Using the data below, repeat all of it precisely.

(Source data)

┄┄┄┄┄┄┄┄┄┄

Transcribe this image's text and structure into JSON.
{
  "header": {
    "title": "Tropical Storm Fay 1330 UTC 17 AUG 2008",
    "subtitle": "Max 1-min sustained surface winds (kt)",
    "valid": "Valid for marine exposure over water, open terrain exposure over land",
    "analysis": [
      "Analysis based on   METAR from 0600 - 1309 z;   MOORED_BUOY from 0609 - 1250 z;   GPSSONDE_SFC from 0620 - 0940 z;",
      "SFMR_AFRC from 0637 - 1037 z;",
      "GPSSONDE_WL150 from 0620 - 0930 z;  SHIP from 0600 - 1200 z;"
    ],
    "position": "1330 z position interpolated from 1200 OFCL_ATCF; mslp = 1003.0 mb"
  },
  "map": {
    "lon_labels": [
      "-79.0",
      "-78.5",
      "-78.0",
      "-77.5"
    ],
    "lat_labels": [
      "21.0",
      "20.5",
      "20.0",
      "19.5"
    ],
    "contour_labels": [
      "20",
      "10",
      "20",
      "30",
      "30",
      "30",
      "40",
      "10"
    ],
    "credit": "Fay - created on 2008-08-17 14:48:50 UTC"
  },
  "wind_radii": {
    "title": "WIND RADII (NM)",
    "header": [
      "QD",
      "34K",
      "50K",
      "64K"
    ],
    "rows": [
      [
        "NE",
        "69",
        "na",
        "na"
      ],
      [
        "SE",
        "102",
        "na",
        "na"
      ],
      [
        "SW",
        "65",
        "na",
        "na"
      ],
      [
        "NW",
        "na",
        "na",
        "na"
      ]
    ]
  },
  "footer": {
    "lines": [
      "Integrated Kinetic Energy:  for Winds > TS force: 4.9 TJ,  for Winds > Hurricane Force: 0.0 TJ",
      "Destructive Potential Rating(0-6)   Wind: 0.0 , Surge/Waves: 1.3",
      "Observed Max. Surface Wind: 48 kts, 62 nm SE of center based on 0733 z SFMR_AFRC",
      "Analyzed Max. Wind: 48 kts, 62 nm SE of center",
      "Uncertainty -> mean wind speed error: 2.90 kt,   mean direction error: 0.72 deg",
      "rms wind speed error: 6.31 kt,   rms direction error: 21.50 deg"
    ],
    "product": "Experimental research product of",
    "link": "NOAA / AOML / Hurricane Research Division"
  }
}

┄┄┄┄┄┄┄┄┄┄

ANSWER TO THIS TASK:
Transcribe this image's text and structure into JSON.
{
  "header": {
    "title": "Tropical Storm Fay 1330 UTC 17 AUG 2008",
    "subtitle": "Max 1-min sustained surface winds (kt)",
    "valid": "Valid for marine exposure over water, open terrain exposure over land",
    "analysis": [
      "Analysis based on   METAR from 0600 - 1309 z;   MOORED_BUOY from 0609 - 1250 z;   GPSSONDE_SFC from 0620 - 0940 z;",
      "SFMR_AFRC from 0637 - 1037 z;",
      "GPSSONDE_WL150 from 0620 - 0930 z;  SHIP from 0600 - 1200 z;"
    ],
    "position": "1330 z position interpolated from 1200 OFCL_ATCF; mslp = 1003.0 mb"
  },
  "map": {
    "lon_labels": [
      "-79.0",
      "-78.5",
      "-78.0",
      "-77.5"
    ],
    "lat_labels": [
      "21.0",
      "20.5",
      "20.0",
      "19.5"
    ],
    "contour_labels": [
      "20",
      "10",
      "20",
      "30",
      "30",
      "30",
      "40",
      "10"
    ],
    "credit": "Fay - created on 2008-08-17 14:48:50 UTC"
  },
  "wind_radii": {
    "title": "WIND RADII (NM)",
    "header": [
      "QD",
      "34K",
      "50K",
      "64K"
    ],
    "rows": [
      [
        "NE",
        "69",
        "na",
        "na"
      ],
      [
        "SE",
        "102",
        "na",
        "na"
      ],
      [
        "SW",
        "65",
        "na",
        "na"
      ],
      [
        "NW",
        "na",
        "na",
        "na"
      ]
    ]
  },
  "footer": {
    "lines": [
      "Integrated Kinetic Energy:  for Winds > TS force: 4.9 TJ,  for Winds > Hurricane Force: 0.0 TJ",
      "Destructive Potential Rating(0-6)   Wind: 0.0 , Surge/Waves: 1.3",
      "Observed Max. Surface Wind: 48 kts, 62 nm SE of center based on 0733 z SFMR_AFRC",
      "Analyzed Max. Wind: 48 kts, 62 nm SE of center",
      "Uncertainty -> mean wind speed error: 2.90 kt,   mean direction error: 0.72 deg",
      "rms wind speed error: 6.31 kt,   rms direction error: 21.50 deg"
    ],
    "product": "Experimental research product of",
    "link": "NOAA / AOML / Hurricane Research Division"
  }
}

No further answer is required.